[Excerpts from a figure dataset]
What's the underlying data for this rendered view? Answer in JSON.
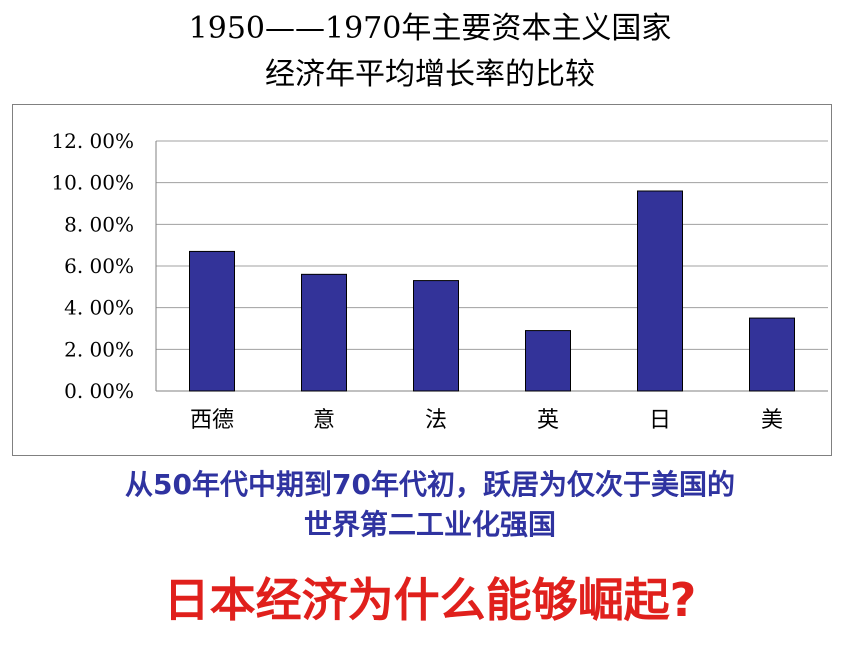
{
  "title_line1": "1950——1970年主要资本主义国家",
  "title_line2": "经济年平均增长率的比较",
  "chart_data": {
    "type": "bar",
    "categories": [
      "西德",
      "意",
      "法",
      "英",
      "日",
      "美"
    ],
    "values": [
      6.7,
      5.6,
      5.3,
      2.9,
      9.6,
      3.5
    ],
    "ylim": [
      0,
      12
    ],
    "yticks": [
      0,
      2,
      4,
      6,
      8,
      10,
      12
    ],
    "ytick_labels": [
      "0. 00%",
      "2. 00%",
      "4. 00%",
      "6. 00%",
      "8. 00%",
      "10. 00%",
      "12. 00%"
    ],
    "grid": true,
    "legend": "none",
    "bar_color": "#333399"
  },
  "subtitle_line1": "从50年代中期到70年代初，跃居为仅次于美国的",
  "subtitle_line2": "世界第二工业化强国",
  "question": "日本经济为什么能够崛起?",
  "colors": {
    "subtitle": "#2f33a0",
    "question": "#e0201c",
    "bar": "#333399"
  }
}
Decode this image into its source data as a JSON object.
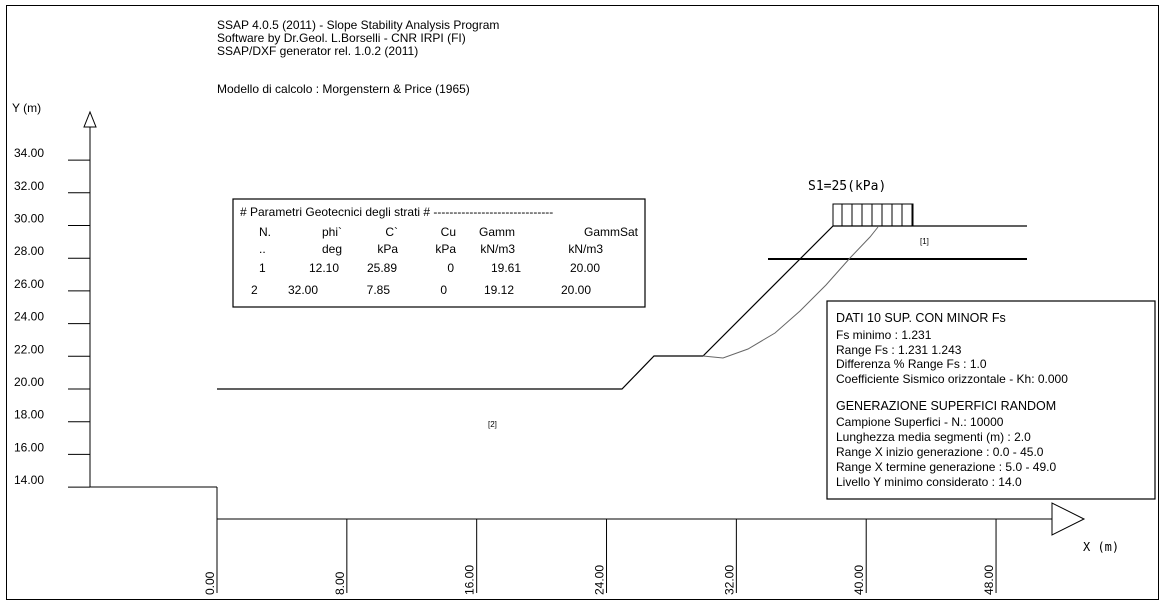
{
  "header": {
    "lines": [
      "SSAP 4.0.5 (2011) - Slope Stability Analysis Program",
      "Software by Dr.Geol. L.Borselli - CNR IRPI (FI)",
      "SSAP/DXF generator rel. 1.0.2 (2011)"
    ],
    "model": "Modello di calcolo : Morgenstern & Price (1965)"
  },
  "axes": {
    "y_label": "Y (m)",
    "x_label": "X (m)",
    "y_ticks": [
      "34.00",
      "32.00",
      "30.00",
      "28.00",
      "26.00",
      "24.00",
      "22.00",
      "20.00",
      "18.00",
      "16.00",
      "14.00"
    ],
    "x_ticks": [
      "0.00",
      "8.00",
      "16.00",
      "24.00",
      "32.00",
      "40.00",
      "48.00"
    ]
  },
  "load_label": "S1=25(kPa)",
  "strata_labels": [
    "[1]",
    "[2]"
  ],
  "geo_table": {
    "title": "# Parametri Geotecnici degli strati # ------------------------------",
    "headers": [
      "N.",
      "phi`",
      "C`",
      "Cu",
      "Gamm",
      "GammSat"
    ],
    "units": [
      "..",
      "deg",
      "kPa",
      "kPa",
      "kN/m3",
      "kN/m3"
    ],
    "rows": [
      [
        "1",
        "12.10",
        "25.89",
        "0",
        "19.61",
        "20.00"
      ],
      [
        "2",
        "32.00",
        "7.85",
        "0",
        "19.12",
        "20.00"
      ]
    ]
  },
  "results": {
    "title": "DATI 10 SUP. CON MINOR Fs",
    "lines": [
      "Fs minimo : 1.231",
      "Range Fs : 1.231  1.243",
      "Differenza % Range Fs : 1.0",
      "Coefficiente Sismico orizzontale  - Kh:  0.000"
    ],
    "gen_title": "GENERAZIONE SUPERFICI RANDOM",
    "gen_lines": [
      "Campione Superfici - N.:     10000",
      "Lunghezza media segmenti (m) : 2.0",
      "Range X inizio generazione :   0.0 -  45.0",
      "Range X termine generazione :  5.0 -  49.0",
      "Livello Y minimo considerato : 14.0"
    ]
  }
}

Given exercise — Find the word "question" in the material, then list each line that holds it.

Answer to the exercise —
  "question": "日本经济为什么能够崛起?",
    "question": "#e0201c",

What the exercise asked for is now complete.